Excerpt to read
An hour of being patient as anything, the boat finally cruised on over to Hansando.  It was then I realized the importance of there not being fog cause there are just islands everywhere.  I mean everywhere.  And I hate to say it but after three shots, my camera battery died.  Check out Lizzy’s blog for pictures ( http://totongyeongandback.blogspot.com/) because it turned out to be an awesomly adventurous day.  The fog burned off in no time and we enjoyed getting warmed as we walked along the winding path to Yi Sun-sin’s memorial.  Yi Sun-sin is famous for designing the turtle ship which the city of TongYeong is famous for.  The ship, and in turn, Yi Sun-sin was responsible for defeating the much larger Japanese navy in the late 1500’s. 

His memorial is build in a temple style and is tucked into the nooks and crannies of a hillside that wraps along the many small bays that sport a very turquois water.  After visiting this memorial very piously (as was suggested on the entrance sign) we wondered around to a path that climbed up the hill.  Sure there was red writing but we can’t read hangul so on we went.  Soon we found ourselves walking on a little beaten path along tilled soils ready for planting, or already sprouting.  Dogs barked at us and made us nervous but they were tied up so on we went… doubting most of our steps as we appraoched a very small villiage from the backside, between   a tall hedge and a ditch.  We could hear men talking and though the trees some people could be seen, darker than Koreans but defenitely of asian decent.  With a little rough conversation and an annoyed Korean boss later, we found out they were from Indonesia and they were brought to this small dock to work for the summer.  With permission we meandered out to the docks and in no time found ourselves being invited for lunch.

Extracted information
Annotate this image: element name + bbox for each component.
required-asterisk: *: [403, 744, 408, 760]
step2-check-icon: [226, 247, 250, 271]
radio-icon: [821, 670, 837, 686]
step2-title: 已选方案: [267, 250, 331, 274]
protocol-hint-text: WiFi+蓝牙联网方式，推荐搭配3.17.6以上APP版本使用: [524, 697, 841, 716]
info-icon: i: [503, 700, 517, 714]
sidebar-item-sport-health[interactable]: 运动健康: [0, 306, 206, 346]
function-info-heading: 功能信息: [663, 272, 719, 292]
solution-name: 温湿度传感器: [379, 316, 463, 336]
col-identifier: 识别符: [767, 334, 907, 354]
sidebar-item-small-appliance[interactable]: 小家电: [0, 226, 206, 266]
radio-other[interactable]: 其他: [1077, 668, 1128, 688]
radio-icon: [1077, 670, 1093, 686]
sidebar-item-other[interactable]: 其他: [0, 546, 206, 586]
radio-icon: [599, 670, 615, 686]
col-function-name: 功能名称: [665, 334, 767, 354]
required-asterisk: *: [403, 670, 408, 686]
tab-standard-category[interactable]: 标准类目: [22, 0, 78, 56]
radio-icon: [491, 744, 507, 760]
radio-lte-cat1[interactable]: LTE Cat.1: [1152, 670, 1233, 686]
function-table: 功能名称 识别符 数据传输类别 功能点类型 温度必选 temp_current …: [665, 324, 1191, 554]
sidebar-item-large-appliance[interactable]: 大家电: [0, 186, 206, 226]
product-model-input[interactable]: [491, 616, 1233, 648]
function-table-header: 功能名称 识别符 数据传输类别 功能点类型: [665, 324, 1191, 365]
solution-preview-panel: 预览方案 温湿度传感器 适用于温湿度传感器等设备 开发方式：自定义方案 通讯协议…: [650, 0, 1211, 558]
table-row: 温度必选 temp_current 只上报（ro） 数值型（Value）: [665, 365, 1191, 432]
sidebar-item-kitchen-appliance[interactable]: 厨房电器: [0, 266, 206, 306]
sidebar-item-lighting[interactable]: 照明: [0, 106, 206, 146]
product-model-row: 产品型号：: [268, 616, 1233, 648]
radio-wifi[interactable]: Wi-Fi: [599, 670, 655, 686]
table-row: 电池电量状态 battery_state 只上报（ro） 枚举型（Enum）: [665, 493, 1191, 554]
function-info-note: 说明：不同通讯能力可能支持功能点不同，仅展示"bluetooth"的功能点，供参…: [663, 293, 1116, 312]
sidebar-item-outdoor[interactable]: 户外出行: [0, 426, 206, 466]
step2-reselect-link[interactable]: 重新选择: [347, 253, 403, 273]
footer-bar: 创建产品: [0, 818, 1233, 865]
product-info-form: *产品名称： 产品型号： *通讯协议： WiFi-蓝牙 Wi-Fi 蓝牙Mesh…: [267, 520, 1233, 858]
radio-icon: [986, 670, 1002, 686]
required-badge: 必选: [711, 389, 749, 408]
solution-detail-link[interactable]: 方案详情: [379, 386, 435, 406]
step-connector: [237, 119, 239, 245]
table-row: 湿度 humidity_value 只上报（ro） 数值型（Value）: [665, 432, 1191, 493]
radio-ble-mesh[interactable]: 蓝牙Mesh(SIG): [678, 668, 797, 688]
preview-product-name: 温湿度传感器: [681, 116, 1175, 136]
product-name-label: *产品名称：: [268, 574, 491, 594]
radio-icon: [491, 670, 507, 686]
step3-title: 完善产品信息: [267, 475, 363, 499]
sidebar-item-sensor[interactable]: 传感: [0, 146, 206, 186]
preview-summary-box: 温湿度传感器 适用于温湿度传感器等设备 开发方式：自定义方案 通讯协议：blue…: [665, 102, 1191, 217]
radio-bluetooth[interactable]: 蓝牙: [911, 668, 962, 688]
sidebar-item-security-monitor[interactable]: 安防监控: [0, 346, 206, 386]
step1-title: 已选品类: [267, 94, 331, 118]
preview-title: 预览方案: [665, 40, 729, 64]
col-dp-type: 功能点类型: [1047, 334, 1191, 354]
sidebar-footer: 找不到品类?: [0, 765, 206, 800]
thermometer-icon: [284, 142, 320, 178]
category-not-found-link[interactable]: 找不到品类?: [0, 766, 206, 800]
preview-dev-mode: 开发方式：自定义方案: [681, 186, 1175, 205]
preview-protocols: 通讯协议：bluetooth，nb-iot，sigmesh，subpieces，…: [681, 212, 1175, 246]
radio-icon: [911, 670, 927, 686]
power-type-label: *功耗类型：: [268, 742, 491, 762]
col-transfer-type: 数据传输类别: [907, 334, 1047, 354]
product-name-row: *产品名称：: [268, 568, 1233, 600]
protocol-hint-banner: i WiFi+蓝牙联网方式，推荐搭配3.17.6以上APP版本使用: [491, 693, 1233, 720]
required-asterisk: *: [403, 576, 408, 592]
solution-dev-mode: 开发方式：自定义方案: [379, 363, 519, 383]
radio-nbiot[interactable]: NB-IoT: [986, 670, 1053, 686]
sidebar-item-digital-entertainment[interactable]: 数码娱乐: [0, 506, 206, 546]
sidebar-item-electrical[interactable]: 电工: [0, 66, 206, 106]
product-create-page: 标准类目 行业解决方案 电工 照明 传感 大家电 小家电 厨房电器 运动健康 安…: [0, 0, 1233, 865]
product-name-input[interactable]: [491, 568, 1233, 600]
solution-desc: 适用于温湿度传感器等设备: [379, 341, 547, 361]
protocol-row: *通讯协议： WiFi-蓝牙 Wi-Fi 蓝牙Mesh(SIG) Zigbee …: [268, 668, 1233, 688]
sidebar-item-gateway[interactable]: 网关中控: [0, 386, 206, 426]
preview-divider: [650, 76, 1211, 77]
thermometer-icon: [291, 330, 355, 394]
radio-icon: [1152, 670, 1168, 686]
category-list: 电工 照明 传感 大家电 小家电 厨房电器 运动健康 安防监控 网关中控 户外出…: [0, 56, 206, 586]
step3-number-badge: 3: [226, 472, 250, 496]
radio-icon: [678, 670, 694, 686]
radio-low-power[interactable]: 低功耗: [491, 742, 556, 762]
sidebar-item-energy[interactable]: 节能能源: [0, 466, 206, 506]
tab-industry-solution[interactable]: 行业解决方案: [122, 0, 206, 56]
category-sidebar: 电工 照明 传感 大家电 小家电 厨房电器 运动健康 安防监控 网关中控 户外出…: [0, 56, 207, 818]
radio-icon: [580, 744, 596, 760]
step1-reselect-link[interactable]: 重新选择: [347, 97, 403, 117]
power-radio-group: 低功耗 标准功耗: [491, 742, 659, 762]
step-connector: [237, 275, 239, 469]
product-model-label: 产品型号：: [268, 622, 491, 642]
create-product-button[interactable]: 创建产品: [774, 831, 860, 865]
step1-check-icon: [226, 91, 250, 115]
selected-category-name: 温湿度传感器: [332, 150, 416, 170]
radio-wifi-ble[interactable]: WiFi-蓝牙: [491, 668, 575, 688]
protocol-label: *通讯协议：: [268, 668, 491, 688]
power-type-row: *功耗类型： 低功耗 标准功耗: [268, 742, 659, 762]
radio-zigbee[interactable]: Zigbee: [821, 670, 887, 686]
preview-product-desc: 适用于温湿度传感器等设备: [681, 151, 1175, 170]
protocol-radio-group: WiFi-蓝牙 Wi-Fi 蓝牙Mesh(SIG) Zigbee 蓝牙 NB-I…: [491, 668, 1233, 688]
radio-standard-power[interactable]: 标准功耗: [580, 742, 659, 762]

Goal of the exercise
Reproduce the Hansando trip account from above in full, word for word.

Task output
An hour of being patient as anything, the boat finally cruised on over to Hansando.  It was then I realized the importance of there not being fog cause there are just islands everywhere.  I mean everywhere.  And I hate to say it but after three shots, my camera battery died.  Check out Lizzy’s blog for pictures ( http://totongyeongandback.blogspot.com/) because it turned out to be an awesomly adventurous day.  The fog burned off in no time and we enjoyed getting warmed as we walked along the winding path to Yi Sun-sin’s memorial.  Yi Sun-sin is famous for designing the turtle ship which the city of TongYeong is famous for.  The ship, and in turn, Yi Sun-sin was responsible for defeating the much larger Japanese navy in the late 1500’s. 

His memorial is build in a temple style and is tucked into the nooks and crannies of a hillside that wraps along the many small bays that sport a very turquois water.  After visiting this memorial very piously (as was suggested on the entrance sign) we wondered around to a path that climbed up the hill.  Sure there was red writing but we can’t read hangul so on we went.  Soon we found ourselves walking on a little beaten path along tilled soils ready for planting, or already sprouting.  Dogs barked at us and made us nervous but they were tied up so on we went… doubting most of our steps as we appraoched a very small villiage from the backside, between   a tall hedge and a ditch.  We could hear men talking and though the trees some people could be seen, darker than Koreans but defenitely of asian decent.  With a little rough conversation and an annoyed Korean boss later, we found out they were from Indonesia and they were brought to this small dock to work for the summer.  With permission we meandered out to the docks and in no time found ourselves being invited for lunch.